--- Given request ---
Each line that holds the word "data" counts once; give the total for the records below and nothing else.

++++++

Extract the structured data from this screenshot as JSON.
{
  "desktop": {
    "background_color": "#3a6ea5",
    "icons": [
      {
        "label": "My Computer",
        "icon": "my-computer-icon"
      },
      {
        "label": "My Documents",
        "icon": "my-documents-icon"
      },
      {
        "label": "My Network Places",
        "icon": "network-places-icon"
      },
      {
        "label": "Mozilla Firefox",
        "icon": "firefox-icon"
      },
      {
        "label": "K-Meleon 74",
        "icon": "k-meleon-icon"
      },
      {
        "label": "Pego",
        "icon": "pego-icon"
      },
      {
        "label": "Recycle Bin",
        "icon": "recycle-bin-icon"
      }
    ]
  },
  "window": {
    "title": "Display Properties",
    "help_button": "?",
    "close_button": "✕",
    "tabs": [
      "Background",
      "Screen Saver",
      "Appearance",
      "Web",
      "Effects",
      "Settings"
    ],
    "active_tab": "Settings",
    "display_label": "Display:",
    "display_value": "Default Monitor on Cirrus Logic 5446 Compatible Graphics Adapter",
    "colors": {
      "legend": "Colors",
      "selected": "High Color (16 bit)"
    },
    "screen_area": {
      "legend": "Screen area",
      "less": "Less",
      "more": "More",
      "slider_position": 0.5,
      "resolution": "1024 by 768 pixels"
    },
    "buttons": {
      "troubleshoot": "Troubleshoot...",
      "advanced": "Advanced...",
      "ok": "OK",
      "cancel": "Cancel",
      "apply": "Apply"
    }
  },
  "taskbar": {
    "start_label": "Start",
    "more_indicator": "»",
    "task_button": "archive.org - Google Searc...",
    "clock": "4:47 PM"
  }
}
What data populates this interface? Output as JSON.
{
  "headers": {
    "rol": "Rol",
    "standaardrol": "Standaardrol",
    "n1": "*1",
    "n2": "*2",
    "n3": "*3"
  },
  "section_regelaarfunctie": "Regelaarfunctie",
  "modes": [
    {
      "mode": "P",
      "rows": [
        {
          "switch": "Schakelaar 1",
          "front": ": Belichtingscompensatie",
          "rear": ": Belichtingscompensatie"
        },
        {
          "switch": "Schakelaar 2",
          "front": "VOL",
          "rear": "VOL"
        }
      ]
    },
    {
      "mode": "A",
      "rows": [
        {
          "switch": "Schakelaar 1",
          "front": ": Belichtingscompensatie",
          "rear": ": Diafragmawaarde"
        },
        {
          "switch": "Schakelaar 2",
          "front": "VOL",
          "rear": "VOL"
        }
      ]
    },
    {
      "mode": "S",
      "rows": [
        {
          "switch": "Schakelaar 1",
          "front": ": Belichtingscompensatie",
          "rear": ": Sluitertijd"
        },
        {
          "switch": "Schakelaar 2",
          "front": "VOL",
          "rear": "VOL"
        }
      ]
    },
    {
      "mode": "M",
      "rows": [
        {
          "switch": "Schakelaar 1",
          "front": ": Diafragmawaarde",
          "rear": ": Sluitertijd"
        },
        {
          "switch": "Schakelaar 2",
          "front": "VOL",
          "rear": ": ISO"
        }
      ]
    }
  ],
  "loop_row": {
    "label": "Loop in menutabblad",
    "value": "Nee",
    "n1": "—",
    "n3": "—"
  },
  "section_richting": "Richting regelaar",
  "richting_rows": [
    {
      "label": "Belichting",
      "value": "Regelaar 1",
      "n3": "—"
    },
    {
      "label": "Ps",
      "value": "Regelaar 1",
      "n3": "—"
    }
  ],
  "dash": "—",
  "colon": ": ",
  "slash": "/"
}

++++++

--- Correct response ---
2